▸ **REQUIRED WORK**: Select and copy out every line in the records containing "Bachelor".

▸ **DATA SUPPLIED**:
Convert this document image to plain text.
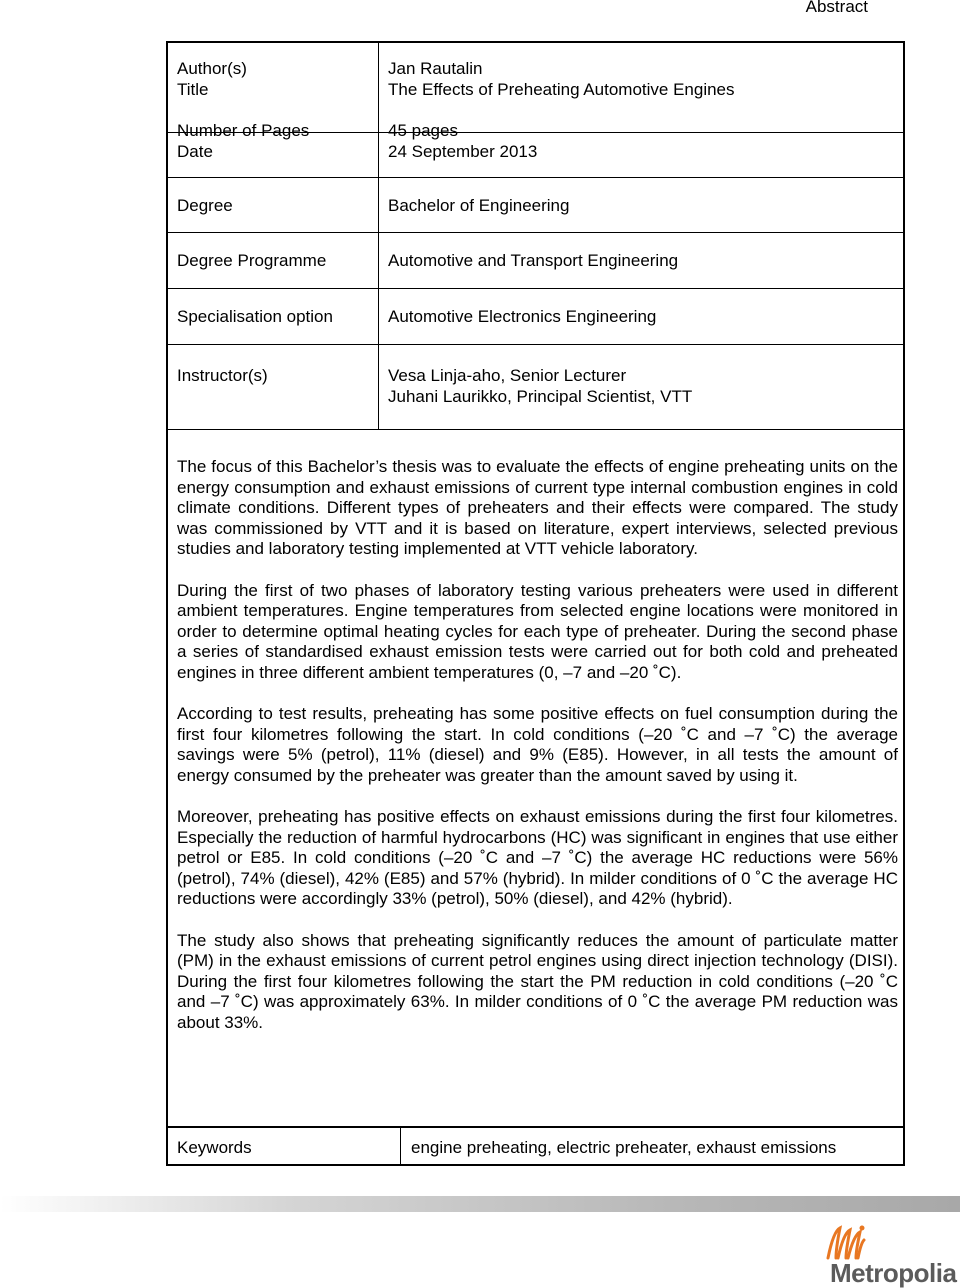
Abstract
Author(s)	Jan Rautalin
Title	The Effects of Preheating Automotive Engines
Number of Pages	45 pages
Date	24 September 2013
Degree	Bachelor of Engineering
Degree Programme	Automotive and Transport Engineering
Specialisation option	Automotive Electronics Engineering
Instructor(s)	Vesa Linja-aho, Senior Lecturer
Juhani Laurikko, Principal Scientist, VTT

The focus of this Bachelor’s thesis was to evaluate the effects of engine preheating units on the energy consumption and exhaust emissions of current type internal combustion engines in cold climate conditions. Different types of preheaters and their effects were compared. The study was commissioned by VTT and it is based on literature, expert interviews, selected previous studies and laboratory testing implemented at VTT vehicle laboratory.

During the first of two phases of laboratory testing various preheaters were used in different ambient temperatures. Engine temperatures from selected engine locations were monitored in order to determine optimal heating cycles for each type of preheater. During the second phase a series of standardised exhaust emission tests were carried out for both cold and preheated engines in three different ambient temperatures (0, –7 and –20 ˚C).

According to test results, preheating has some positive effects on fuel consumption during the first four kilometres following the start. In cold conditions (–20 ˚C and –7 ˚C) the average savings were 5% (petrol), 11% (diesel) and 9% (E85). However, in all tests the amount of energy consumed by the preheater was greater than the amount saved by using it.

Moreover, preheating has positive effects on exhaust emissions during the first four kilometres. Especially the reduction of harmful hydrocarbons (HC) was significant in engines that use either petrol or E85. In cold conditions (–20 ˚C and –7 ˚C) the average HC reductions were 56% (petrol), 74% (diesel), 42% (E85) and 57% (hybrid). In milder conditions of 0 ˚C the average HC reductions were accordingly 33% (petrol), 50% (diesel), and 42% (hybrid).

The study also shows that preheating significantly reduces the amount of particulate matter (PM) in the exhaust emissions of current petrol engines using direct injection technology (DISI). During the first four kilometres following the start the PM reduction in cold conditions (–20 ˚C and –7 ˚C) was approximately 63%. In milder conditions of 0 ˚C the average PM reduction was about 33%.

Keywords	engine preheating, electric preheater, exhaust emissions
Metropolia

▸ **FULL RESPONSE**:
Degree	Bachelor of Engineering
The focus of this Bachelor’s thesis was to evaluate the effects of engine preheating units on the energy consumption and exhaust emissions of current type internal combustion engines in cold climate conditions. Different types of preheaters and their effects were compared. The study was commissioned by VTT and it is based on literature, expert interviews, selected previous studies and laboratory testing implemented at VTT vehicle laboratory.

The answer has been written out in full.